Please repeat each line of the records below with no changes, and leave out the pictures.

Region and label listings
** BEGIN **
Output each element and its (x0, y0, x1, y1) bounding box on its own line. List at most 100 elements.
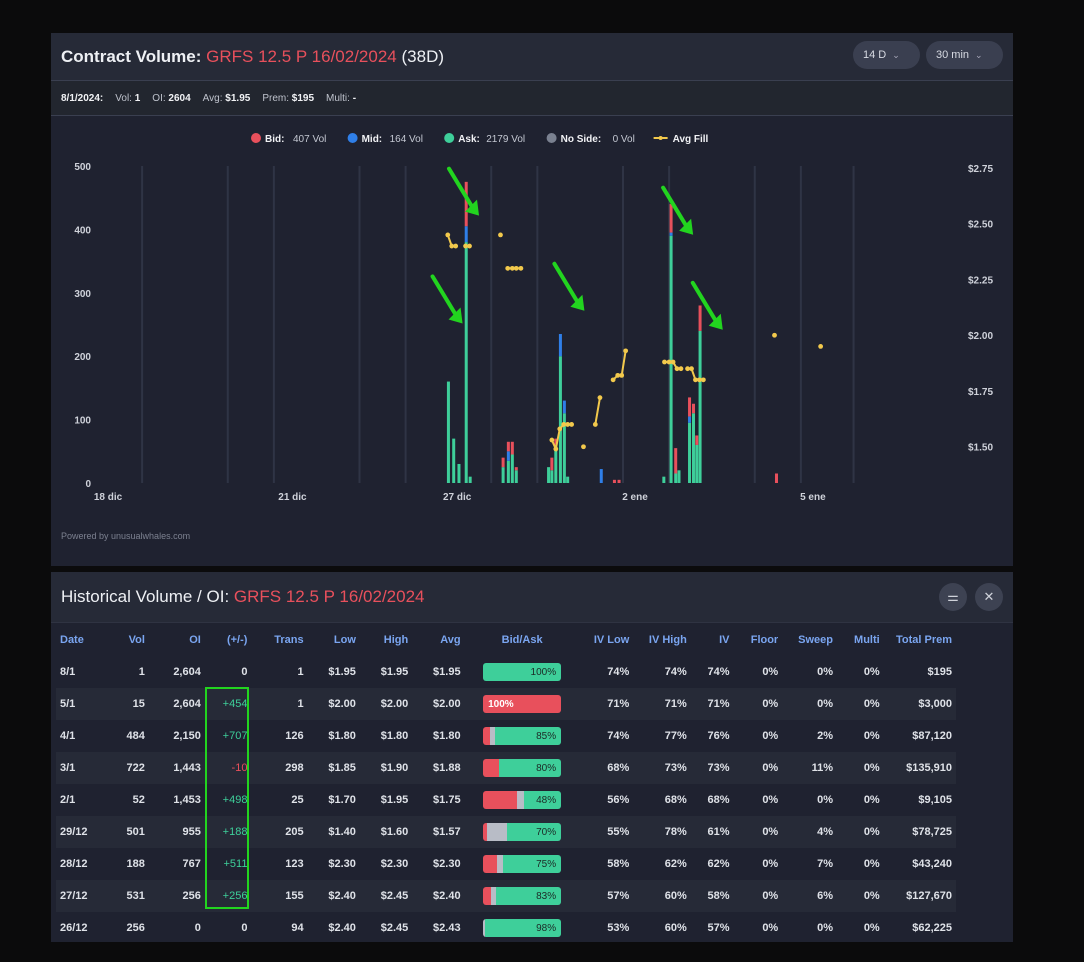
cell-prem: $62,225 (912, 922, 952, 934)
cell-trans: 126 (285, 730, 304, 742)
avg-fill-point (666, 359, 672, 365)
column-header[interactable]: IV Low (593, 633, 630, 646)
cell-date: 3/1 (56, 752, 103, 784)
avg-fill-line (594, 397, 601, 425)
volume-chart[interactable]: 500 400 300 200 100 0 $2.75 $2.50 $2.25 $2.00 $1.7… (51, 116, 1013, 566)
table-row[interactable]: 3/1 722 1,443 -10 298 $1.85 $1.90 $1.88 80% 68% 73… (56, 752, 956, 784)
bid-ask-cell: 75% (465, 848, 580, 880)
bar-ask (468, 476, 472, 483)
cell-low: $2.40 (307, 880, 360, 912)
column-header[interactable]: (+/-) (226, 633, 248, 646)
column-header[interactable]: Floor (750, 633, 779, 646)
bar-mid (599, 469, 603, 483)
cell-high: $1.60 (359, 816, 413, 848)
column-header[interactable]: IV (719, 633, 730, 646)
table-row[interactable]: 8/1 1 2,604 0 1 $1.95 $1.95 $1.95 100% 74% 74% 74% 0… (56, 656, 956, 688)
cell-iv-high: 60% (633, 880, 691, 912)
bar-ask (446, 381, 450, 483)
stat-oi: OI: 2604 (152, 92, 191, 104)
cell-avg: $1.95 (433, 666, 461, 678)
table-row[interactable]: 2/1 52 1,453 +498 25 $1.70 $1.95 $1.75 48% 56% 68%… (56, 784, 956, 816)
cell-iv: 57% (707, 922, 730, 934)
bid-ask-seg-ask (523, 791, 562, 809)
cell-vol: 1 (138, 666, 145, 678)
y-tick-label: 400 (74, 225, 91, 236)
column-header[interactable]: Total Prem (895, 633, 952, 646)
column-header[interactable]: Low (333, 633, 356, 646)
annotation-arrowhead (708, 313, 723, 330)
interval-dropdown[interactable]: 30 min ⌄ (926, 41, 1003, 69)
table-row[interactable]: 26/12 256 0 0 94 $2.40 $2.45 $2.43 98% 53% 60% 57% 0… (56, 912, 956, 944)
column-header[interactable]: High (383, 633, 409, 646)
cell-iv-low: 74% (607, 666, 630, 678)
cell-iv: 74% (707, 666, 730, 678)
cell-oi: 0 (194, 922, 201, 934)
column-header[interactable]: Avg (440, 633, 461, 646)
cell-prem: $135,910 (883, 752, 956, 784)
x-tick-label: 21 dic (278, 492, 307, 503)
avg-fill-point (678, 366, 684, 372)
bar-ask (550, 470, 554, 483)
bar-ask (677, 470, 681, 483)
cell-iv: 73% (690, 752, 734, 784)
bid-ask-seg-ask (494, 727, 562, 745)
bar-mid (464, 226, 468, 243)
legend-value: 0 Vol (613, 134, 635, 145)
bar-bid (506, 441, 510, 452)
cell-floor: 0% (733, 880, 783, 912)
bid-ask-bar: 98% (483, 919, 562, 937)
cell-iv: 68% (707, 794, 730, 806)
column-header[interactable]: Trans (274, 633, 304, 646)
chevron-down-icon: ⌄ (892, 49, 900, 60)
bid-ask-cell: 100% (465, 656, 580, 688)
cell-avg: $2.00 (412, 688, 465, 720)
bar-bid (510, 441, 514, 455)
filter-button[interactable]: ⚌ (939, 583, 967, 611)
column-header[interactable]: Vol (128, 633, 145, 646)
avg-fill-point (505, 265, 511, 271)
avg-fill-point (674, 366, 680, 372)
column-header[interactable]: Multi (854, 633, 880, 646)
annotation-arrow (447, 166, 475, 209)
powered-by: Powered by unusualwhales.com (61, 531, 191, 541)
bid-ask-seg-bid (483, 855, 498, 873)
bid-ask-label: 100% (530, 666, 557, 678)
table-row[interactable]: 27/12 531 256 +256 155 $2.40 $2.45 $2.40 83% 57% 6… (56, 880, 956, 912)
** END **
[Final result]
Output each element and its (x0, y0, x1, y1) bounding box on its own line. List at most 100 elements.
cell-prem: $62,225 (912, 922, 952, 934)
cell-trans: 126 (285, 730, 304, 742)
avg-fill-point (666, 359, 672, 365)
column-header[interactable]: IV Low (593, 633, 630, 646)
cell-date: 3/1 (56, 752, 103, 784)
avg-fill-line (594, 397, 601, 425)
volume-chart[interactable]: 500 400 300 200 100 0 $2.75 $2.50 $2.25 $2.00 $1.7… (51, 116, 1013, 566)
table-row[interactable]: 3/1 722 1,443 -10 298 $1.85 $1.90 $1.88 80% 68% 73… (56, 752, 956, 784)
bid-ask-cell: 75% (465, 848, 580, 880)
bar-ask (468, 476, 472, 483)
cell-low: $2.40 (307, 880, 360, 912)
column-header[interactable]: (+/-) (226, 633, 248, 646)
column-header[interactable]: Floor (750, 633, 779, 646)
bar-mid (599, 469, 603, 483)
cell-high: $1.60 (359, 816, 413, 848)
column-header[interactable]: IV (719, 633, 730, 646)
table-row[interactable]: 8/1 1 2,604 0 1 $1.95 $1.95 $1.95 100% 74% 74% 74% 0… (56, 656, 956, 688)
cell-iv-high: 60% (633, 880, 691, 912)
bar-ask (446, 381, 450, 483)
stat-oi: OI: 2604 (152, 92, 191, 104)
cell-avg: $1.95 (433, 666, 461, 678)
table-row[interactable]: 2/1 52 1,453 +498 25 $1.70 $1.95 $1.75 48% 56% 68%… (56, 784, 956, 816)
cell-iv: 57% (707, 922, 730, 934)
bid-ask-seg-ask (523, 791, 562, 809)
cell-vol: 1 (138, 666, 145, 678)
y-tick-label: 400 (74, 225, 91, 236)
column-header[interactable]: Total Prem (895, 633, 952, 646)
column-header[interactable]: Low (333, 633, 356, 646)
annotation-arrowhead (708, 313, 723, 330)
interval-dropdown[interactable]: 30 min ⌄ (926, 41, 1003, 69)
table-row[interactable]: 26/12 256 0 0 94 $2.40 $2.45 $2.43 98% 53% 60% 57% 0… (56, 912, 956, 944)
column-header[interactable]: High (383, 633, 409, 646)
cell-iv-low: 74% (607, 666, 630, 678)
cell-iv: 74% (707, 666, 730, 678)
cell-oi: 0 (194, 922, 201, 934)
column-header[interactable]: Avg (440, 633, 461, 646)
cell-prem: $135,910 (883, 752, 956, 784)
x-tick-label: 21 dic (278, 492, 307, 503)
avg-fill-point (678, 366, 684, 372)
bar-ask (550, 470, 554, 483)
bar-ask (677, 470, 681, 483)
cell-iv: 73% (690, 752, 734, 784)
bid-ask-seg-ask (494, 727, 562, 745)
bar-mid (464, 226, 468, 243)
legend-value: 0 Vol (613, 134, 635, 145)
bar-bid (506, 441, 510, 452)
cell-floor: 0% (733, 880, 783, 912)
bid-ask-bar: 98% (483, 919, 562, 937)
cell-iv: 68% (707, 794, 730, 806)
column-header[interactable]: Trans (274, 633, 304, 646)
chevron-down-icon: ⌄ (892, 49, 900, 60)
bid-ask-cell: 100% (465, 656, 580, 688)
cell-avg: $2.00 (412, 688, 465, 720)
bar-bid (510, 441, 514, 455)
filter-button[interactable]: ⚌ (939, 583, 967, 611)
column-header[interactable]: Vol (128, 633, 145, 646)
avg-fill-point (505, 265, 511, 271)
avg-fill-point (674, 366, 680, 372)
column-header[interactable]: Multi (854, 633, 880, 646)
annotation-arrow (447, 166, 475, 209)
powered-by: Powered by unusualwhales.com (61, 531, 191, 541)
bid-ask-seg-bid (483, 855, 498, 873)
bid-ask-label: 100% (530, 666, 557, 678)
table-row[interactable]: 27/12 531 256 +256 155 $2.40 $2.45 $2.40 83% 57% 6… (56, 880, 956, 912)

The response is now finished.